Gather all lines with "text" from the records.

[Start of EXTRACTED MATERIAL]

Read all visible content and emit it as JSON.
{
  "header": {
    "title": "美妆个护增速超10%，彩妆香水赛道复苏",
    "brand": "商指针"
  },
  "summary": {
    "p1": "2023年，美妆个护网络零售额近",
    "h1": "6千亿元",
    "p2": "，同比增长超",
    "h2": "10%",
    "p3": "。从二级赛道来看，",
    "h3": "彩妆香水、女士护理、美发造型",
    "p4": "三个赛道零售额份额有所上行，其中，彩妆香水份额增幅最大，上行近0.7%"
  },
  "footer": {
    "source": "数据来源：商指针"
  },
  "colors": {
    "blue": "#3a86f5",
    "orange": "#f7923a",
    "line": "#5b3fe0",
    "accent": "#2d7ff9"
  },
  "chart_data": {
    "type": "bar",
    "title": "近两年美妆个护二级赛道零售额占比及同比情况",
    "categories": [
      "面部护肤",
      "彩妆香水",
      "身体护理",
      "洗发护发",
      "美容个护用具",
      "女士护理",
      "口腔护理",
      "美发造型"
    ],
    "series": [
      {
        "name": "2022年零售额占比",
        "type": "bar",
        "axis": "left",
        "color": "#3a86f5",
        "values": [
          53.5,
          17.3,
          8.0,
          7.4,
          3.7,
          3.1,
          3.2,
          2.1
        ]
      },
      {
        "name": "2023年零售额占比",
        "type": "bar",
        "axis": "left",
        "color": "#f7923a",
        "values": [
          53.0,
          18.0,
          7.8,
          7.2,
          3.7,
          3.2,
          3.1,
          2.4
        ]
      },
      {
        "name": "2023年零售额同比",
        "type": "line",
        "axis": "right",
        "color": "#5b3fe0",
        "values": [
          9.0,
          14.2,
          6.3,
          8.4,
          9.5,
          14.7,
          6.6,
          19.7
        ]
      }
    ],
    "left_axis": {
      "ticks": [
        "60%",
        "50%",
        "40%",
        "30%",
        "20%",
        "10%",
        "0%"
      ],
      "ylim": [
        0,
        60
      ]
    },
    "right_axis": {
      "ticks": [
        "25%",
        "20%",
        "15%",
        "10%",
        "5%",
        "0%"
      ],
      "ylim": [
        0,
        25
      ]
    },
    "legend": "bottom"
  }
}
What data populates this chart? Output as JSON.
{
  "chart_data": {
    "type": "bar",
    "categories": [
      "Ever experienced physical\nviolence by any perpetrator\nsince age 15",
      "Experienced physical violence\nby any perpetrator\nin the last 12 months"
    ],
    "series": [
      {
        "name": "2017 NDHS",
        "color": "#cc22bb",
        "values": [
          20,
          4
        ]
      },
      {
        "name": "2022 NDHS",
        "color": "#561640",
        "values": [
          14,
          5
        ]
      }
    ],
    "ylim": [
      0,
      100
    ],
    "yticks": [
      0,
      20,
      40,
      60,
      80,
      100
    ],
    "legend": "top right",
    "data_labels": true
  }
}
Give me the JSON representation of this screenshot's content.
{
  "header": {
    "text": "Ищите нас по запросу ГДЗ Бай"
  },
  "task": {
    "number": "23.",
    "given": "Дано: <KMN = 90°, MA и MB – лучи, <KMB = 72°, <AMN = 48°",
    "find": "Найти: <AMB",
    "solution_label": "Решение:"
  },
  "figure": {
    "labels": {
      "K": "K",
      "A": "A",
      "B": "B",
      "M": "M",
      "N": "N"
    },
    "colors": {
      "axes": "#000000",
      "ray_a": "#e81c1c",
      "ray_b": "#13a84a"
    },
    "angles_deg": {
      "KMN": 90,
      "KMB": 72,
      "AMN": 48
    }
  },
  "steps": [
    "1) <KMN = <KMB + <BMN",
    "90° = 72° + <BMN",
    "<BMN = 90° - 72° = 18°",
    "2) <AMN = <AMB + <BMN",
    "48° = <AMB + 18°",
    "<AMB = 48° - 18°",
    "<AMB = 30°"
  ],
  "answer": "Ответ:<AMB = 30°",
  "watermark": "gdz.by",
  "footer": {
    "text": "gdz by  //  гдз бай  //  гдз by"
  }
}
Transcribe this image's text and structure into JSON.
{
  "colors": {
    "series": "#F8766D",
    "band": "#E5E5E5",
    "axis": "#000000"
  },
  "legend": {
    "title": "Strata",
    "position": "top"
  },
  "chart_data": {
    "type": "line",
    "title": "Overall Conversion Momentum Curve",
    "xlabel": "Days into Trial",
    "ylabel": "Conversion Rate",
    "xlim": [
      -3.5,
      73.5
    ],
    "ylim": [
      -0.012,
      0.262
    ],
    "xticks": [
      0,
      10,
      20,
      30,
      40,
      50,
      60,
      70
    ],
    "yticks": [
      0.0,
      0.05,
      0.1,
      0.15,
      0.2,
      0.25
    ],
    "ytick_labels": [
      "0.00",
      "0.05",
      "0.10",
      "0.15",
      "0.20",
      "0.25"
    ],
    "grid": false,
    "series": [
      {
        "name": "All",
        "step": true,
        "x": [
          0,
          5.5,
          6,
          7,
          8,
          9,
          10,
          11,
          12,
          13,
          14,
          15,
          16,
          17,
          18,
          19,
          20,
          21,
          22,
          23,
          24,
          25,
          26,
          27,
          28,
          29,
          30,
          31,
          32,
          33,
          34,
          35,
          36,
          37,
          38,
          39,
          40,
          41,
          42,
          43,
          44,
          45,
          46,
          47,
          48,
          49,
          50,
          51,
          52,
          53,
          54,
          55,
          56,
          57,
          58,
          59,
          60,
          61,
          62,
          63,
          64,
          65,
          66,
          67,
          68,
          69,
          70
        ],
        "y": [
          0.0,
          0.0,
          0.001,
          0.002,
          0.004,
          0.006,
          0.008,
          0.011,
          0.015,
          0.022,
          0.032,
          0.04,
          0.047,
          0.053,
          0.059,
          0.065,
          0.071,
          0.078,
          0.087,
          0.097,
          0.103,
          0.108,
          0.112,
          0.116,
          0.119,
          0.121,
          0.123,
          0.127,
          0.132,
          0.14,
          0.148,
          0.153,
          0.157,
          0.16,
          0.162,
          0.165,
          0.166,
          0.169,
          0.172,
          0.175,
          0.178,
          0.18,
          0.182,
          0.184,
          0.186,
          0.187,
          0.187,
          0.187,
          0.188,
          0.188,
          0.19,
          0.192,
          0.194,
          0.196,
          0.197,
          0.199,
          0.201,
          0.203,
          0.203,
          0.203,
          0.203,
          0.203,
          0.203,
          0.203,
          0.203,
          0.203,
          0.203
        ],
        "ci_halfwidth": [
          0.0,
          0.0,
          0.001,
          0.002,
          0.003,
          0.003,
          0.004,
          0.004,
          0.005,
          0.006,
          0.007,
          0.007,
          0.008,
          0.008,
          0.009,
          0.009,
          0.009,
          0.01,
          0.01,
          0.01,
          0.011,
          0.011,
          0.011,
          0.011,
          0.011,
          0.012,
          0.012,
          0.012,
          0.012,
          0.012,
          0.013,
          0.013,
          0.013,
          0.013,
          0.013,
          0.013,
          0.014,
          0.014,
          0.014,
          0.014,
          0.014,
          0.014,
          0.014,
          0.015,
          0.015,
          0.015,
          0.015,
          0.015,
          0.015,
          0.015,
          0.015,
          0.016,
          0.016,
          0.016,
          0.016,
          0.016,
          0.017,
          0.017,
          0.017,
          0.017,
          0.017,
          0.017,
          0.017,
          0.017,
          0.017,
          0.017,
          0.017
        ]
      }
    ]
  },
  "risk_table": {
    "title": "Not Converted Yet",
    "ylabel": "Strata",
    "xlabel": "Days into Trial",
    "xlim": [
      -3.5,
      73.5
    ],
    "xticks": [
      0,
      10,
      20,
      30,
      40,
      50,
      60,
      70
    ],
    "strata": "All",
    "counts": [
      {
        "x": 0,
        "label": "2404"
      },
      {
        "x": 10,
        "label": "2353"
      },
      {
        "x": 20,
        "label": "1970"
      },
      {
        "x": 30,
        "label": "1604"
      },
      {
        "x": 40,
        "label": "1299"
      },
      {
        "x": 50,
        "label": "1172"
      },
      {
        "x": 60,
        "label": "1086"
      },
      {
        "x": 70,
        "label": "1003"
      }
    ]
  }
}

[End of EXTRACTED MATERIAL]

## SOLUTION TO THE PROBLEM
    "text": "Ищите нас по запросу ГДЗ Бай"
    "text": "gdz by  //  гдз бай  //  гдз by"
Transcribe this image's text and structure into JSON.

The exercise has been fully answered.